Problem: Give back one number only: how many lines in the material below contain "does".

Exercise data:
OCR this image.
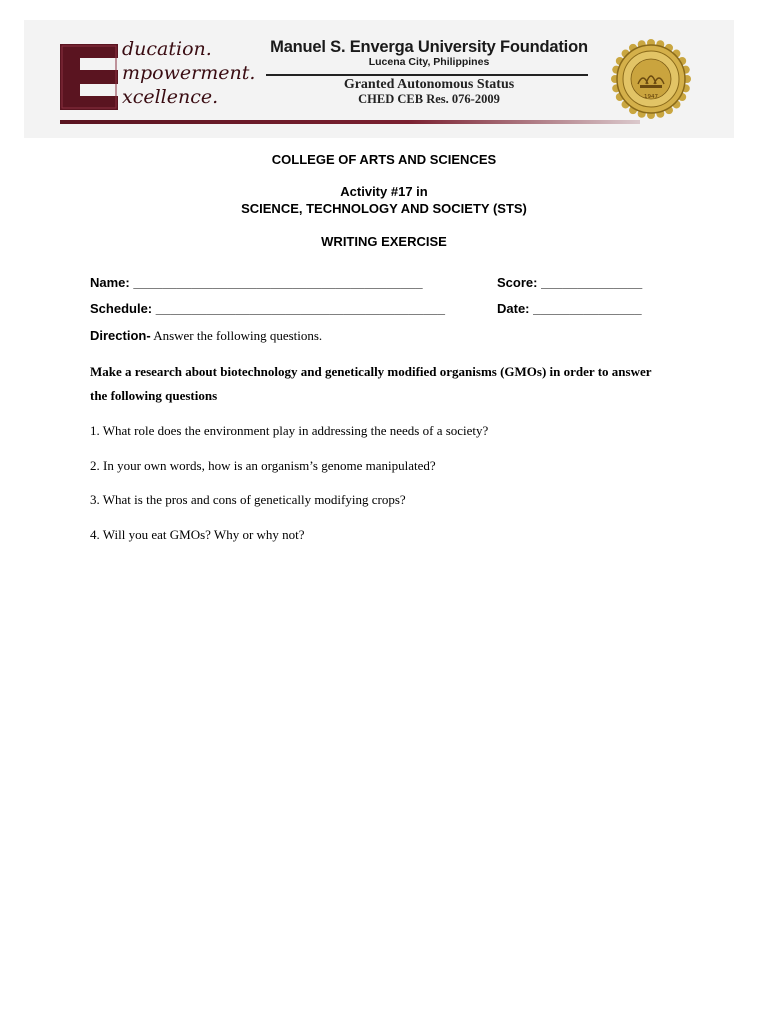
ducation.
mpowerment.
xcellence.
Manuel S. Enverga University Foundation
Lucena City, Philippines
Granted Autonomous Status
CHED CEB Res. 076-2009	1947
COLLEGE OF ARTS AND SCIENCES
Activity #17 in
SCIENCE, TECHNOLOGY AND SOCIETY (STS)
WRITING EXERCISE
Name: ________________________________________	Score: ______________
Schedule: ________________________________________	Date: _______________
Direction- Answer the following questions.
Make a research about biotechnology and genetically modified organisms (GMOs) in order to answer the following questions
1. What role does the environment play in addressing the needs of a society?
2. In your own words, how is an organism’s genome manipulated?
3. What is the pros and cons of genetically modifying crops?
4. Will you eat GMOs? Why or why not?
* * *
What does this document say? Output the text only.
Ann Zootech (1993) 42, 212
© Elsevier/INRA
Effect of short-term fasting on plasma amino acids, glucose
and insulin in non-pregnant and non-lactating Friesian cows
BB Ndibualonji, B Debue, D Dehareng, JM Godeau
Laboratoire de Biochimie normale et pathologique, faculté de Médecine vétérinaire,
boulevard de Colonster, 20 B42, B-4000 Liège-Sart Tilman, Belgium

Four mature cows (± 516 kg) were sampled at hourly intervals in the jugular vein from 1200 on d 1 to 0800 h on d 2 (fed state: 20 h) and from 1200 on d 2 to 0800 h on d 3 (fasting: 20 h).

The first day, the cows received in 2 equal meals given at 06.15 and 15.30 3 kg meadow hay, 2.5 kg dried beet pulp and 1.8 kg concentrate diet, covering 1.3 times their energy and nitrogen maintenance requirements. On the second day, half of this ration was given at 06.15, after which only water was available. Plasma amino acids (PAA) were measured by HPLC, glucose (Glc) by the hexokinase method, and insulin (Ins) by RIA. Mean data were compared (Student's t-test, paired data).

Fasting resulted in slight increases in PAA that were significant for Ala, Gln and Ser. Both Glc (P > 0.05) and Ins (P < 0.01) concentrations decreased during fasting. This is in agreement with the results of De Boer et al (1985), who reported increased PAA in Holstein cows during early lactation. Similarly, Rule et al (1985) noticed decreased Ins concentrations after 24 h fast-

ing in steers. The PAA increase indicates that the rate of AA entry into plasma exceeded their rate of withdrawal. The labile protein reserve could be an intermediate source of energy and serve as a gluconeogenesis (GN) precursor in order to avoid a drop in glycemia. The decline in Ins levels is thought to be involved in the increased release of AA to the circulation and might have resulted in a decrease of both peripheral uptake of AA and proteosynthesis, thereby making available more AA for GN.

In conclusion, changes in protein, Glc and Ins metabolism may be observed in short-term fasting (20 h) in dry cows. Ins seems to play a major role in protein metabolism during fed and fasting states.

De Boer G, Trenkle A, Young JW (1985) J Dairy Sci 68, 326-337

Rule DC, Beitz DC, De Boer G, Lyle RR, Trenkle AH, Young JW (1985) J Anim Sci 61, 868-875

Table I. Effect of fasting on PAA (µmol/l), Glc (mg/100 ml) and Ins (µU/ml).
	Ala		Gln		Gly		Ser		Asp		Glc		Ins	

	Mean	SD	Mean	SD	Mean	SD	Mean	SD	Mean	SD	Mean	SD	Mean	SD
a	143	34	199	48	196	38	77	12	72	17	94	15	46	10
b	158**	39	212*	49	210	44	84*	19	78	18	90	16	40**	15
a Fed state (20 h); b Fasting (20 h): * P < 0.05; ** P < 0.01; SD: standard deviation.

Answer below: 2